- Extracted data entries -
########################################

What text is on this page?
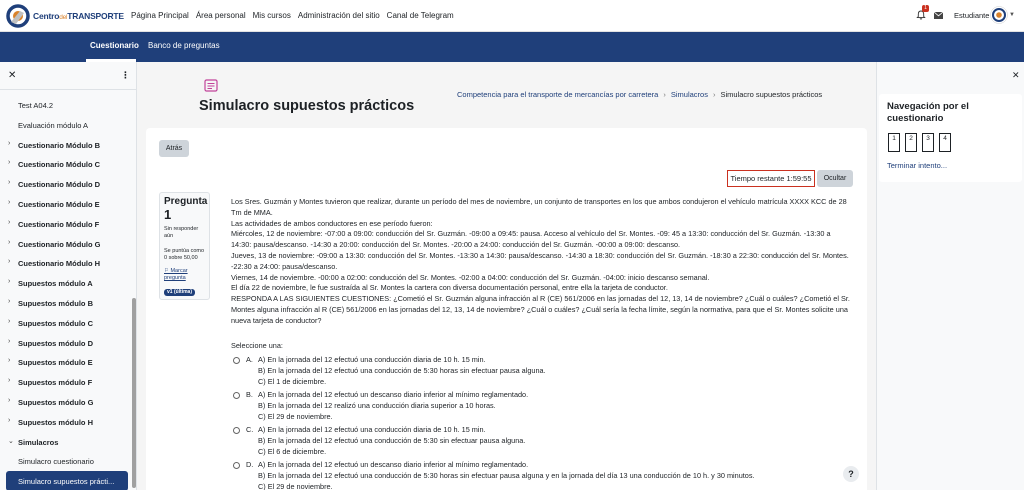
CentrodelTRANSPORTE Página Principal Área personal Mis cursos Administración del sitio Canal de Telegram
1
Estudiante	▼
Cuestionario Banco de preguntas
✕	⋮
Test A04.2
Evaluación módulo A
› Cuestionario Módulo B
› Cuestionario Módulo C
› Cuestionario Módulo D
› Cuestionario Módulo E
› Cuestionario Módulo F
› Cuestionario Módulo G
› Cuestionario Módulo H
› Supuestos módulo A
› Supuestos módulo B
› Supuestos módulo C
› Supuestos módulo D
› Supuestos módulo E
› Supuestos módulo F
› Supuestos módulo G
› Supuestos módulo H
⌄ Simulacros
Simulacro cuestionario
Simulacro supuestos prácti...
Simulacro supuestos prácticos
Competencia para el transporte de mercancías por carretera › Simulacros › Simulacro supuestos prácticos
Atrás
Tiempo restante 1:59:55	Ocultar
Pregunta
1
Sin responder aún
Se puntúa como 0 sobre 50,00
⚐ Marcar pregunta
v1 (última)

Los Sres. Guzmán y Montes tuvieron que realizar, durante un período del mes de noviembre, un conjunto de transportes en los que ambos condujeron el vehículo matrícula XXXX KCC de 28 Tm de MMA.

Las actividades de ambos conductores en ese período fueron:

Miércoles, 12 de noviembre: -07:00 a 09:00: conducción del Sr. Guzmán. -09:00 a 09:45: pausa. Acceso al vehículo del Sr. Montes. -09: 45 a 13:30: conducción del Sr. Guzmán. -13:30 a 14:30: pausa/descanso. -14:30 a 20:00: conducción del Sr. Montes. -20:00 a 24:00: conducción del Sr. Guzmán. -00:00 a 09:00: descanso.

Jueves, 13 de noviembre: -09:00 a 13:30: conducción del Sr. Montes. -13:30 a 14:30: pausa/descanso. -14:30 a 18:30: conducción del Sr. Guzmán. -18:30 a 22:30: conducción del Sr. Montes. -22:30 a 24:00: pausa/descanso.

Viernes, 14 de noviembre. -00:00 a 02:00: conducción del Sr. Montes. -02:00 a 04:00: conducción del Sr. Guzmán. -04:00: inicio descanso semanal.

El día 22 de noviembre, le fue sustraída al Sr. Montes la cartera con diversa documentación personal, entre ella la tarjeta de conductor.

RESPONDA A LAS SIGUIENTES CUESTIONES: ¿Cometió el Sr. Guzmán alguna infracción al R (CE) 561/2006 en las jornadas del 12, 13, 14 de noviembre? ¿Cuál o cuáles? ¿Cometió el Sr. Montes alguna infracción al R (CE) 561/2006 en las jornadas del 12, 13, 14 de noviembre? ¿Cuál o cuáles? ¿Cuál sería la fecha límite, según la normativa, para que el Sr. Montes solicite una nueva tarjeta de conductor?

Seleccione una:
A. A) En la jornada del 12 efectuó una conducción diaria de 10 h. 15 min.
B) En la jornada del 12 efectuó una conducción de 5:30 horas sin efectuar pausa alguna.
C) El 1 de diciembre.
B. A) En la jornada del 12 efectuó un descanso diario inferior al mínimo reglamentado.
B) En la jornada del 12 realizó una conducción diaria superior a 10 horas.
C) El 29 de noviembre.
C. A) En la jornada del 12 efectuó una conducción diaria de 10 h. 15 min.
B) En la jornada del 12 efectuó una conducción de 5:30 sin efectuar pausa alguna.
C) El 6 de diciembre.
D. A) En la jornada del 12 efectuó un descanso diario inferior al mínimo reglamentado.
B) En la jornada del 12 efectuó una conducción de 5:30 horas sin efectuar pausa alguna y en la jornada del día 13 una conducción de 10 h. y 30 minutos.
C) El 29 de noviembre.
?
✕
Navegación por el cuestionario
1	2	3	4
Terminar intento...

########################################

- Exercise -
Transcribe the records above exactly, leaving out every picture.

- Answer for the task -
What text is on this page?
CentrodelTRANSPORTE Página Principal Área personal Mis cursos Administración del sitio Canal de Telegram
1
Estudiante	▼
Cuestionario Banco de preguntas
✕	⋮
Test A04.2
Evaluación módulo A
› Cuestionario Módulo B
› Cuestionario Módulo C
› Cuestionario Módulo D
› Cuestionario Módulo E
› Cuestionario Módulo F
› Cuestionario Módulo G
› Cuestionario Módulo H
› Supuestos módulo A
› Supuestos módulo B
› Supuestos módulo C
› Supuestos módulo D
› Supuestos módulo E
› Supuestos módulo F
› Supuestos módulo G
› Supuestos módulo H
⌄ Simulacros
Simulacro cuestionario
Simulacro supuestos prácti...
Simulacro supuestos prácticos
Competencia para el transporte de mercancías por carretera › Simulacros › Simulacro supuestos prácticos
Atrás
Tiempo restante 1:59:55	Ocultar
Pregunta
1
Sin responder aún
Se puntúa como 0 sobre 50,00
⚐ Marcar pregunta
v1 (última)

Los Sres. Guzmán y Montes tuvieron que realizar, durante un período del mes de noviembre, un conjunto de transportes en los que ambos condujeron el vehículo matrícula XXXX KCC de 28 Tm de MMA.

Las actividades de ambos conductores en ese período fueron:

Miércoles, 12 de noviembre: -07:00 a 09:00: conducción del Sr. Guzmán. -09:00 a 09:45: pausa. Acceso al vehículo del Sr. Montes. -09: 45 a 13:30: conducción del Sr. Guzmán. -13:30 a 14:30: pausa/descanso. -14:30 a 20:00: conducción del Sr. Montes. -20:00 a 24:00: conducción del Sr. Guzmán. -00:00 a 09:00: descanso.

Jueves, 13 de noviembre: -09:00 a 13:30: conducción del Sr. Montes. -13:30 a 14:30: pausa/descanso. -14:30 a 18:30: conducción del Sr. Guzmán. -18:30 a 22:30: conducción del Sr. Montes. -22:30 a 24:00: pausa/descanso.

Viernes, 14 de noviembre. -00:00 a 02:00: conducción del Sr. Montes. -02:00 a 04:00: conducción del Sr. Guzmán. -04:00: inicio descanso semanal.

El día 22 de noviembre, le fue sustraída al Sr. Montes la cartera con diversa documentación personal, entre ella la tarjeta de conductor.

RESPONDA A LAS SIGUIENTES CUESTIONES: ¿Cometió el Sr. Guzmán alguna infracción al R (CE) 561/2006 en las jornadas del 12, 13, 14 de noviembre? ¿Cuál o cuáles? ¿Cometió el Sr. Montes alguna infracción al R (CE) 561/2006 en las jornadas del 12, 13, 14 de noviembre? ¿Cuál o cuáles? ¿Cuál sería la fecha límite, según la normativa, para que el Sr. Montes solicite una nueva tarjeta de conductor?

Seleccione una:
A. A) En la jornada del 12 efectuó una conducción diaria de 10 h. 15 min.
B) En la jornada del 12 efectuó una conducción de 5:30 horas sin efectuar pausa alguna.
C) El 1 de diciembre.
B. A) En la jornada del 12 efectuó un descanso diario inferior al mínimo reglamentado.
B) En la jornada del 12 realizó una conducción diaria superior a 10 horas.
C) El 29 de noviembre.
C. A) En la jornada del 12 efectuó una conducción diaria de 10 h. 15 min.
B) En la jornada del 12 efectuó una conducción de 5:30 sin efectuar pausa alguna.
C) El 6 de diciembre.
D. A) En la jornada del 12 efectuó un descanso diario inferior al mínimo reglamentado.
B) En la jornada del 12 efectuó una conducción de 5:30 horas sin efectuar pausa alguna y en la jornada del día 13 una conducción de 10 h. y 30 minutos.
C) El 29 de noviembre.
?
✕
Navegación por el cuestionario
1	2	3	4
Terminar intento...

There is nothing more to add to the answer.